## Enunciado A
Liste as oito instituições públicas do Paraná que, segundo o texto, abrigavam Assessorias de Segurança e Informações.
## Enunciado B
De acordo com o texto, por que os nomes dos envolvidos nas investigações não aparecem nas cópias obtidas pela Gazeta do Povo? Explique em uma a três frases.

## Texto
:::

Arquivos

Categorias

Arquivo da ditadura revela espionagem em órgãos públicos do Paraná

Por André Gonçalves, da Gazeta do Povo:

Documentos do extinto Serviço Nacional de Informações (SNI) comprovam a existência de oito órgãos de espionagem interna em instituições públicas civis do Paraná durante a ditadura militar (1964-1985). As Assessorias de Segurança e Informações (ASIs) funcionavam como braços avançados do SNI. Elas reportaram centenas de casos de “subversão” e ajudaram a alimentar a perseguição política no estado.

Há registros de quatro ASIs em instituições do governo do estado: nas universidades de Londrina (UEL) e Maringá (UEM), na Copel e na Telepar. No âmbito federal, havia estruturas na Superintendência da Rede Ferroviária Federal S/A em Curitiba, na Delegacia Regional do Ministério da Educação, na hidrelétrica de Itaipu e na Universidade Federal do Paraná (UFPR).

“Era um serviço institucionalizado e que funcionava com desembaraço dentro das repartições. Era feito normalmente por militares pagos pelo SNI, que davam expediente e usufruíam da estrutura do órgão civil”, descreve a supervisora do Núcleo de Acervos do Regime Militar do Arquivo Nacional de Brasília, Vivien Ishaq. O papéis integram um conjunto de documentos do SNI entregues ao Arquivo Na­­cional em 2005.

Vivien coordenou a organização do material, que revelou a existência de 249 órgãos setoriais como as ASIs em todo país. Eles formavam uma complexa teia de espionagem, o Sistema Nacional de Informações e Contrainformações (Sisni). Com base nesse trabalho a Casa Civil (na época, dirigida pela hoje presidente Dilma Rousseff) expediu em 2007 um aviso circular para todos os órgãos detectados solicitando o envio de documentos para o Arquivo Nacional.

Sem resposta

Entre as instituições paranaenses, a UFPR informou que não tem mais qualquer material referente à sua ASI. As demais não deram uma resposta definitiva – duas delas nem existem mais, como a Telepar e a Rede Ferroviária.

Os documentos que comprovam as ASIs instaladas no Paraná constam do banco de dados do Sisni. O acesso do público em geral às informações do sistema foi regulamentado no último dia 5 de abril pelo Ministério da Justiça. Desde o dia 13, também estão disponíveis 50 mil documentos repassados pela Aeronáutica.

Na última quinta-feira, a Gazeta do Povo conseguiu cópias de 14 documentos que ilustram a atuação das ASIs paranaenses. Os nomes dos envolvidos nas investigações, contudo, foram ocultados pelas autoridades– eles só podem ser divulgados a pedido da pessoa citada ou com sua autorização expressa.

“É interessante pesquisar essas informações regionais para perceber que os principais afetados pelo regime foram pessoas comuns. Normalmente se dá muita atenção às grandes personalidades, à situação de políticos como a presidente Dilma Rousseff, e se esquece dessa gente”, diz Vivien.

Repressão

Um dos maiores pesquisadores sobre a ditadura militar no estado, o jornalista Milton Ivan Heller afirma que apesar de o estado ser considerado periférico politicamente na época, recebeu uma repressão especialmente dura. Segundo ele, as ASIs funcionavam como mais um foco de “acusações absurdas”. “Por mais que uma denúncia não fosse adiante porque era notoriamente inconsistente, só o fato de ter o nome em um informe que chegou ao SNI já prejudicava toda a vida do sujeito.”

Já o advogado trabalhista Edésio Passos, que passou dois anos preso pelo regime nos anos 1970, afirma não ter ficado surpreso com a proliferação das ASIs no estado. “Difícil mesmo é achar qual órgão público não era vigiado.”

:::

## Dados da fonte
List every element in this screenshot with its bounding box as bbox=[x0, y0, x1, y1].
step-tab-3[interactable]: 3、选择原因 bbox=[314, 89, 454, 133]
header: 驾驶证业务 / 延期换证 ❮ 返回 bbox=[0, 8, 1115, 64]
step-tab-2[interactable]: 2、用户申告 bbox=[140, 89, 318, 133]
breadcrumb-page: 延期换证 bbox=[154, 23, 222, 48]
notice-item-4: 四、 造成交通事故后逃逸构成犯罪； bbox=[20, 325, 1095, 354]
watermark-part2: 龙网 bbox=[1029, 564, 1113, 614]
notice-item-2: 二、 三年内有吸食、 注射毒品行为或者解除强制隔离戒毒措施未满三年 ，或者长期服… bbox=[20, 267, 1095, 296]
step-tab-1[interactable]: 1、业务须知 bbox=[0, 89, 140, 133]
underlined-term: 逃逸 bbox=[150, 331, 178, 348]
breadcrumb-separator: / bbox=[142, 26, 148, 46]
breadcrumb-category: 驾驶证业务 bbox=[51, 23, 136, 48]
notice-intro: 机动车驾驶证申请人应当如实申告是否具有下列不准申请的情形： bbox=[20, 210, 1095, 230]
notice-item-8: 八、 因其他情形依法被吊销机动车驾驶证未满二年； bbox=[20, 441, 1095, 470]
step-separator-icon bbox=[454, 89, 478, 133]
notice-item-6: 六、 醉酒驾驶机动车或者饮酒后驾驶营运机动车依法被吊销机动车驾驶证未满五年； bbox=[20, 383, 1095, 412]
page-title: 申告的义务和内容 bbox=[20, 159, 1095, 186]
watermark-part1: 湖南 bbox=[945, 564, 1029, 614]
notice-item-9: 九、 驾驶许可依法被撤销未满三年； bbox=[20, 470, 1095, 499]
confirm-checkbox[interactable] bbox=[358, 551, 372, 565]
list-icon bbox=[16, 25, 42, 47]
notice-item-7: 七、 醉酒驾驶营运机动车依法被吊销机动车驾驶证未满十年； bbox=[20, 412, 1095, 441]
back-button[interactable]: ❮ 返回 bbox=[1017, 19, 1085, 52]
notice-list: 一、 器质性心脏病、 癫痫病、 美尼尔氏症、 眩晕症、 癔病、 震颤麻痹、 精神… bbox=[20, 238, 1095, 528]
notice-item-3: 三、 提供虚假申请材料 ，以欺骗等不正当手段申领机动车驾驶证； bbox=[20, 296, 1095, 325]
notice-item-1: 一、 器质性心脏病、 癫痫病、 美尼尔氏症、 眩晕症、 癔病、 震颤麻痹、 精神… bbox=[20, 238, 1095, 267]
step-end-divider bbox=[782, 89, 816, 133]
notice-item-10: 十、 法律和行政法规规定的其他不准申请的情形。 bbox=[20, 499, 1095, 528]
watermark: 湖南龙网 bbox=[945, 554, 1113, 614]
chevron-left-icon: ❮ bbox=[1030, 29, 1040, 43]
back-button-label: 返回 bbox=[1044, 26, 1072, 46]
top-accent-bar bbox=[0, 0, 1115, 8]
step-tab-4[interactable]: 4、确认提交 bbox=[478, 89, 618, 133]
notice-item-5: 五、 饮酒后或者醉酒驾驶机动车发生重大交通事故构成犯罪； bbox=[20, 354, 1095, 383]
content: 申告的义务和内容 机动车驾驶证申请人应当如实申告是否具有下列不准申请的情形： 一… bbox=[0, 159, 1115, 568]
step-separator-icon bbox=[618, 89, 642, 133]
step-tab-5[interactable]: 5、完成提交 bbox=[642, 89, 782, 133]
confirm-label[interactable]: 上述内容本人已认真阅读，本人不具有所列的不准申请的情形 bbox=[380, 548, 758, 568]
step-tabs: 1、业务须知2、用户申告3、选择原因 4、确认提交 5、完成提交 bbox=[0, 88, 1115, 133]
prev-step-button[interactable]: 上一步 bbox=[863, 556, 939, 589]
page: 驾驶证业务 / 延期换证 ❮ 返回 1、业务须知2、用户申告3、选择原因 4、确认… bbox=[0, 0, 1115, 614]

:::

## Resposta A
- Universidade Estadual de Londrina (UEL)
- Universidade Estadual de Maringá (UEM)
- Copel
- Telepar
- Superintendência da Rede Ferroviária Federal S/A em Curitiba
- Delegacia Regional do Ministério da Educação
- Hidrelétrica de Itaipu
- Universidade Federal do Paraná (UFPR)

## Resposta B
As autoridades ocultaram os nomes porque eles só podem ser divulgados a pedido da pessoa citada ou com sua autorização expressa.